• [Material provided]:
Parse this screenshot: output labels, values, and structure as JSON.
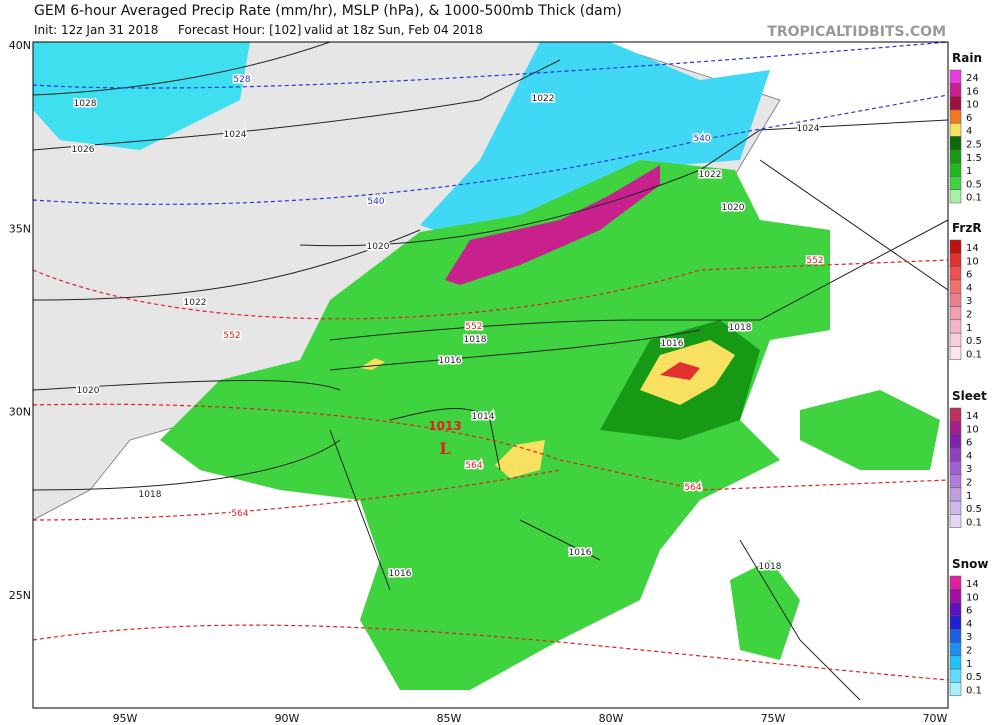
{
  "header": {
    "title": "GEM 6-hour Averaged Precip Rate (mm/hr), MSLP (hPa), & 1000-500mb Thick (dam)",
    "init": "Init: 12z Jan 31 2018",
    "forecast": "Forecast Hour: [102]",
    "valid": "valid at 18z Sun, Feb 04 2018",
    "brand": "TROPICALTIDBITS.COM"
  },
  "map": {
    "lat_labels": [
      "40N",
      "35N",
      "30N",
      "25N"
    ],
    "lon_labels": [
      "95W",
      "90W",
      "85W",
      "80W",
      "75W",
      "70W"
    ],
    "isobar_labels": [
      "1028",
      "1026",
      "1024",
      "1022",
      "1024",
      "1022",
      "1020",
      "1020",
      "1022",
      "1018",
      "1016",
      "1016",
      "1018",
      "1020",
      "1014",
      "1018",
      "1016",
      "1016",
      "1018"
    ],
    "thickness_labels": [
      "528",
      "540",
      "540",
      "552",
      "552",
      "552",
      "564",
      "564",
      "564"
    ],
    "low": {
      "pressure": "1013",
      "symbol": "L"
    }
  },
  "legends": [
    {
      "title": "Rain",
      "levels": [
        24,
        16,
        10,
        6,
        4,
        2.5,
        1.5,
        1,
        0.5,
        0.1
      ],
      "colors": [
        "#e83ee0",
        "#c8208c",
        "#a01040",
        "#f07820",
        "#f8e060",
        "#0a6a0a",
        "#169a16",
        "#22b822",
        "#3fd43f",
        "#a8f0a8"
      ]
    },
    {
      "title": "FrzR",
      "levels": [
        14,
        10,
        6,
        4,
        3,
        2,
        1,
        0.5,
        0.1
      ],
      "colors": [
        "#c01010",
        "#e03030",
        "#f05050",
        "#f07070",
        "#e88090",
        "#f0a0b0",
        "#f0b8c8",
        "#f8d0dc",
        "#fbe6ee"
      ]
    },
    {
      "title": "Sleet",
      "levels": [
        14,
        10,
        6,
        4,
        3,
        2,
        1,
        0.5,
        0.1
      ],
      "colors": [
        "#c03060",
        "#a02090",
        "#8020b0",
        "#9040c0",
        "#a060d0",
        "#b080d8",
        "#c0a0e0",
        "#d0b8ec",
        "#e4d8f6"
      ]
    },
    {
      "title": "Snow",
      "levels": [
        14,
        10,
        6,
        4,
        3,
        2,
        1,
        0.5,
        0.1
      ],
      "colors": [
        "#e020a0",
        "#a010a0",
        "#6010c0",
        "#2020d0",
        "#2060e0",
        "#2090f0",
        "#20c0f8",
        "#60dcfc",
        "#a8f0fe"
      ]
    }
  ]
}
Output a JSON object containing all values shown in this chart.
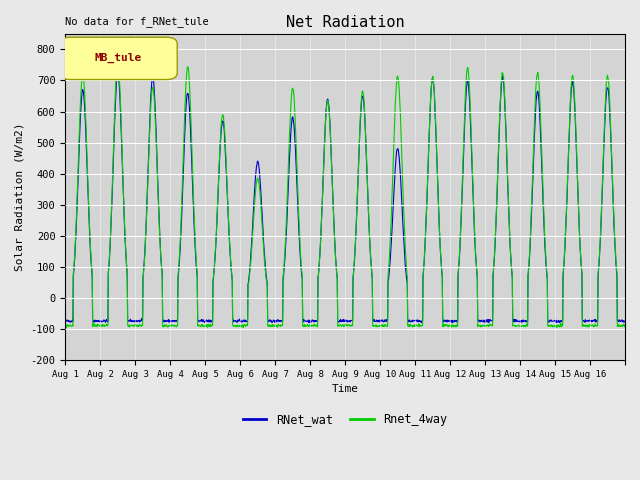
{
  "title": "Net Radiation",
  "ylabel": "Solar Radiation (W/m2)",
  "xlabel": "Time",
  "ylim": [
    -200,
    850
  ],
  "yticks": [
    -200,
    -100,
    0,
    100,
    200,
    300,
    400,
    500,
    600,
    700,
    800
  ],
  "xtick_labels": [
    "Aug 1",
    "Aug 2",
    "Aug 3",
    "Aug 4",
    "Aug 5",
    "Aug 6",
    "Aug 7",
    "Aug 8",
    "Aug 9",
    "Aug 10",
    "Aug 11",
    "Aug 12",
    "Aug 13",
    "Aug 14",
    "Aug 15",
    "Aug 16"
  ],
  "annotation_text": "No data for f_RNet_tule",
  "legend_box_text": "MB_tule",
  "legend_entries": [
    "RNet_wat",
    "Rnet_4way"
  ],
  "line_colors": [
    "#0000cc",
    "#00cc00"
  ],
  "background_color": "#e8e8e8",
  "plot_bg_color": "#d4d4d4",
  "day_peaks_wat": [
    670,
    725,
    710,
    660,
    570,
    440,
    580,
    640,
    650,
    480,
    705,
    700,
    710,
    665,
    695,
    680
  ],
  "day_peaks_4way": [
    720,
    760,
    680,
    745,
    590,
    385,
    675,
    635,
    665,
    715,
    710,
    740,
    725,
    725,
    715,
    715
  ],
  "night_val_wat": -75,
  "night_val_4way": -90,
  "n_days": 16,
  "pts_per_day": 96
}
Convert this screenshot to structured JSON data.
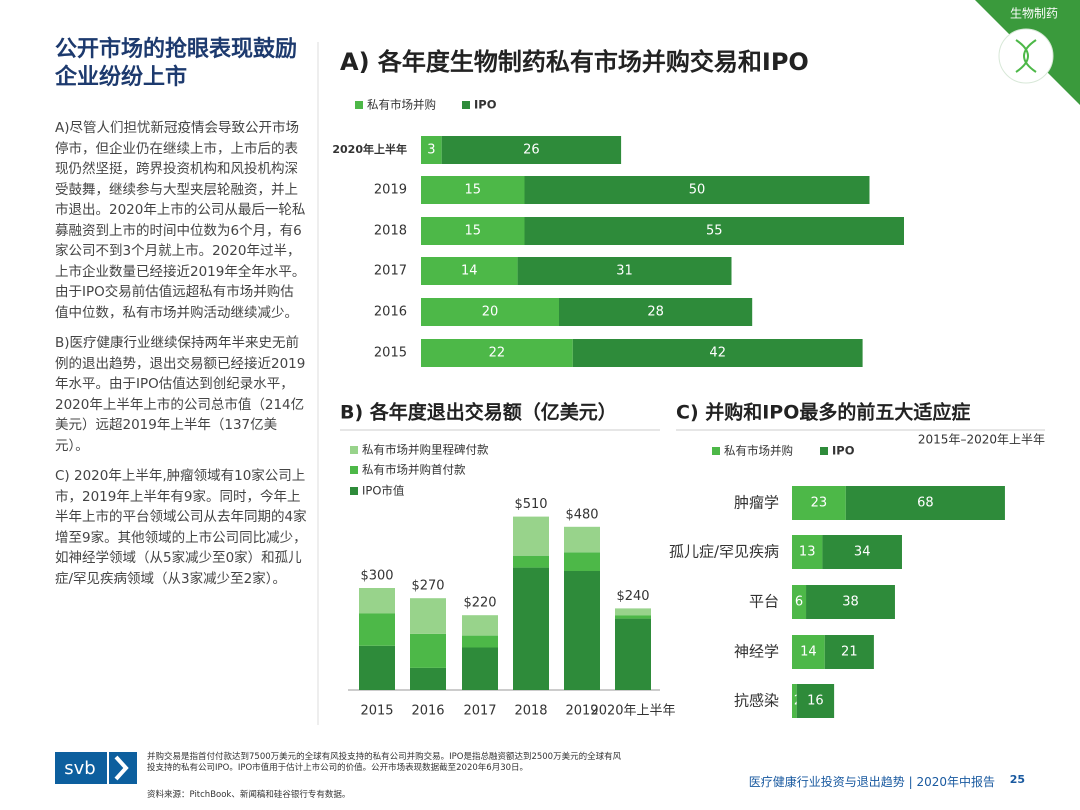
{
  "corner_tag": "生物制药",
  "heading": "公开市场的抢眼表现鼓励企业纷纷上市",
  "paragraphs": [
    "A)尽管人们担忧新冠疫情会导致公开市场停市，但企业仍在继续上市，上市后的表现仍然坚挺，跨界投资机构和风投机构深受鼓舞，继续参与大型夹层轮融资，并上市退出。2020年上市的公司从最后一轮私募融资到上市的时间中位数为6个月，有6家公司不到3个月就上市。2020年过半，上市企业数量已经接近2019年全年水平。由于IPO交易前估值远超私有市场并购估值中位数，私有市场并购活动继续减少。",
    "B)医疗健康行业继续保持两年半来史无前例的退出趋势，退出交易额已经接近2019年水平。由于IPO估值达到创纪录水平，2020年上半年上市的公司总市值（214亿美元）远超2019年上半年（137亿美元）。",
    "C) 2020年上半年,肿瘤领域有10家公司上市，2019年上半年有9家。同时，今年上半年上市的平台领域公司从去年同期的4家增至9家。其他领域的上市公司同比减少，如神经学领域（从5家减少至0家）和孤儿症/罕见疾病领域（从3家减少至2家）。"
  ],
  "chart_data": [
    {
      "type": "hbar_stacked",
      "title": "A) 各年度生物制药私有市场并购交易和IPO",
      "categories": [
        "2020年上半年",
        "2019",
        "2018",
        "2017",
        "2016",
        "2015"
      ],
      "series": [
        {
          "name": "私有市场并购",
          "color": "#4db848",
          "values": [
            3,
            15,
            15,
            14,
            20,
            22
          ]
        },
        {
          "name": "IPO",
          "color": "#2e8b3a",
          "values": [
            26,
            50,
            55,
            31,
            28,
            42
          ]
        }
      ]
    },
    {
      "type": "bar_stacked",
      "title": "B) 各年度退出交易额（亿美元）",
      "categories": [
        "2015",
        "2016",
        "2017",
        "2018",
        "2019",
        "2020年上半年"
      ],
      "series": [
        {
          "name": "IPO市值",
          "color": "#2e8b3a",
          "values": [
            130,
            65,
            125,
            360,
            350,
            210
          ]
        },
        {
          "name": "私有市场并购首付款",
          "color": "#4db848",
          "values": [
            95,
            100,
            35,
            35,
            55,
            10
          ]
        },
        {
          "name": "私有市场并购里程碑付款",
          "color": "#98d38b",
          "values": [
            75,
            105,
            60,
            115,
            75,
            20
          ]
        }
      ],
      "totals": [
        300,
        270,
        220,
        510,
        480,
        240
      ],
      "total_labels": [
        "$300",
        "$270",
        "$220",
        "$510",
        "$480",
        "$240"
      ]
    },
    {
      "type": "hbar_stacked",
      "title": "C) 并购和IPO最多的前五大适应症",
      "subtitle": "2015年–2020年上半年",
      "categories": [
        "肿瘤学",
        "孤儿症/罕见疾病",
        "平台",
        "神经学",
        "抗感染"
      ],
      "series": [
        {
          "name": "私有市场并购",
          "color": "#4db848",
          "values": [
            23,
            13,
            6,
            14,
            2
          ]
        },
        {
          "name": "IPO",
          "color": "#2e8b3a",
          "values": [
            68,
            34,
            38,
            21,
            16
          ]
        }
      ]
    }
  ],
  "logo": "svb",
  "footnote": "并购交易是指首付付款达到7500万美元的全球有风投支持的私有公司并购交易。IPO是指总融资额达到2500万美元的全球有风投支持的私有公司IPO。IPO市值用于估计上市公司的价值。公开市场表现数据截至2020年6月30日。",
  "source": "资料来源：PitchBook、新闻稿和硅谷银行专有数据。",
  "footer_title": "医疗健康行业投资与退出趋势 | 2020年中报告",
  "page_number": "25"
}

• [Written problem]: Using the listing above, locate the lines that hold "screenshot" and copy each one.

• [Expected output]:
Parse this screenshot: output labels, values, and structure as JSON.
Convert this screenshot to structured JSON data.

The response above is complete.